_TASK GOAL_
Can you restate the records below word for word?

start DATA FOR THE TASK

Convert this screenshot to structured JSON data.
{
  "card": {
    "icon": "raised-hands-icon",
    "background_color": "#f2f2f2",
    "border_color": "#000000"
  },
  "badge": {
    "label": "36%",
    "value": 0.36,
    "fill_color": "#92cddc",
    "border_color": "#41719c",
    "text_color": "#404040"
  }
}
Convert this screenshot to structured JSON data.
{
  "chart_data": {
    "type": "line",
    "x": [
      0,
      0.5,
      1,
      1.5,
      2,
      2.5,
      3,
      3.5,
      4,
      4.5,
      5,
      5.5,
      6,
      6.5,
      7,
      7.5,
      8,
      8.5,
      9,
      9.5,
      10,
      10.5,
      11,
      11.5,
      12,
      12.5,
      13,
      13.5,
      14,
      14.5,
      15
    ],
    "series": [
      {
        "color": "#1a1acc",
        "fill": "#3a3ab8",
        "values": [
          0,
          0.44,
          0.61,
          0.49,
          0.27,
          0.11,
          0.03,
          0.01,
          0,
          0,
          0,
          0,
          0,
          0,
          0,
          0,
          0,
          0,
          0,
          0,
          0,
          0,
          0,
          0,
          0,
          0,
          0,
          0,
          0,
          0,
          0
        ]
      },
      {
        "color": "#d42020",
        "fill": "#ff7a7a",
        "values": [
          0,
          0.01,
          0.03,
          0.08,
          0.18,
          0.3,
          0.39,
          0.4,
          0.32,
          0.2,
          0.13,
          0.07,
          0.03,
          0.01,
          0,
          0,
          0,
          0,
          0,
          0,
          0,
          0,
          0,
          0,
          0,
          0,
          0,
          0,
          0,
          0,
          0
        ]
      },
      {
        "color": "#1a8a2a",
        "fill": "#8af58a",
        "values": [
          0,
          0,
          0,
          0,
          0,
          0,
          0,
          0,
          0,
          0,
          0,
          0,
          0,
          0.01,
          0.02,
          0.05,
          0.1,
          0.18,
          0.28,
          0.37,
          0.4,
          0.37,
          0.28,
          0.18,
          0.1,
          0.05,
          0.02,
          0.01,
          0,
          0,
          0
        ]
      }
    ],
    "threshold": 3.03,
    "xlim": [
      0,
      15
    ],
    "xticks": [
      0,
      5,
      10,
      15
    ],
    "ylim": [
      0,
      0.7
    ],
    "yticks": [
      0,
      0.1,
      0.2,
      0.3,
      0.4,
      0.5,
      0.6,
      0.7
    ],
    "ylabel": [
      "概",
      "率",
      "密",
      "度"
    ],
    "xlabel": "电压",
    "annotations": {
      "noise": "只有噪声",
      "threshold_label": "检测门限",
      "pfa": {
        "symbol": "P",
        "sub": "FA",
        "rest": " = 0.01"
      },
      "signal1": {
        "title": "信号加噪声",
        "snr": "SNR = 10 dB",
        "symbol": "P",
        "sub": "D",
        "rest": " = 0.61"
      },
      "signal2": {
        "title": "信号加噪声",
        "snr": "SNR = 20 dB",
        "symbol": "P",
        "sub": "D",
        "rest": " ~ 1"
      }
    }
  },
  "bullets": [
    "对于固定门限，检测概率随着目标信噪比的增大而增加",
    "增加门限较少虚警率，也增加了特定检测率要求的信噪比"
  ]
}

end DATA FOR THE TASK

_RESPONSE TO THE TASK_
Convert this screenshot to structured JSON data.
{
  "card": {
    "icon": "raised-hands-icon",
    "background_color": "#f2f2f2",
    "border_color": "#000000"
  },
  "badge": {
    "label": "36%",
    "value": 0.36,
    "fill_color": "#92cddc",
    "border_color": "#41719c",
    "text_color": "#404040"
  }
}
Convert this screenshot to structured JSON data.
{
  "chart_data": {
    "type": "line",
    "x": [
      0,
      0.5,
      1,
      1.5,
      2,
      2.5,
      3,
      3.5,
      4,
      4.5,
      5,
      5.5,
      6,
      6.5,
      7,
      7.5,
      8,
      8.5,
      9,
      9.5,
      10,
      10.5,
      11,
      11.5,
      12,
      12.5,
      13,
      13.5,
      14,
      14.5,
      15
    ],
    "series": [
      {
        "color": "#1a1acc",
        "fill": "#3a3ab8",
        "values": [
          0,
          0.44,
          0.61,
          0.49,
          0.27,
          0.11,
          0.03,
          0.01,
          0,
          0,
          0,
          0,
          0,
          0,
          0,
          0,
          0,
          0,
          0,
          0,
          0,
          0,
          0,
          0,
          0,
          0,
          0,
          0,
          0,
          0,
          0
        ]
      },
      {
        "color": "#d42020",
        "fill": "#ff7a7a",
        "values": [
          0,
          0.01,
          0.03,
          0.08,
          0.18,
          0.3,
          0.39,
          0.4,
          0.32,
          0.2,
          0.13,
          0.07,
          0.03,
          0.01,
          0,
          0,
          0,
          0,
          0,
          0,
          0,
          0,
          0,
          0,
          0,
          0,
          0,
          0,
          0,
          0,
          0
        ]
      },
      {
        "color": "#1a8a2a",
        "fill": "#8af58a",
        "values": [
          0,
          0,
          0,
          0,
          0,
          0,
          0,
          0,
          0,
          0,
          0,
          0,
          0,
          0.01,
          0.02,
          0.05,
          0.1,
          0.18,
          0.28,
          0.37,
          0.4,
          0.37,
          0.28,
          0.18,
          0.1,
          0.05,
          0.02,
          0.01,
          0,
          0,
          0
        ]
      }
    ],
    "threshold": 3.03,
    "xlim": [
      0,
      15
    ],
    "xticks": [
      0,
      5,
      10,
      15
    ],
    "ylim": [
      0,
      0.7
    ],
    "yticks": [
      0,
      0.1,
      0.2,
      0.3,
      0.4,
      0.5,
      0.6,
      0.7
    ],
    "ylabel": [
      "概",
      "率",
      "密",
      "度"
    ],
    "xlabel": "电压",
    "annotations": {
      "noise": "只有噪声",
      "threshold_label": "检测门限",
      "pfa": {
        "symbol": "P",
        "sub": "FA",
        "rest": " = 0.01"
      },
      "signal1": {
        "title": "信号加噪声",
        "snr": "SNR = 10 dB",
        "symbol": "P",
        "sub": "D",
        "rest": " = 0.61"
      },
      "signal2": {
        "title": "信号加噪声",
        "snr": "SNR = 20 dB",
        "symbol": "P",
        "sub": "D",
        "rest": " ~ 1"
      }
    }
  },
  "bullets": [
    "对于固定门限，检测概率随着目标信噪比的增大而增加",
    "增加门限较少虚警率，也增加了特定检测率要求的信噪比"
  ]
}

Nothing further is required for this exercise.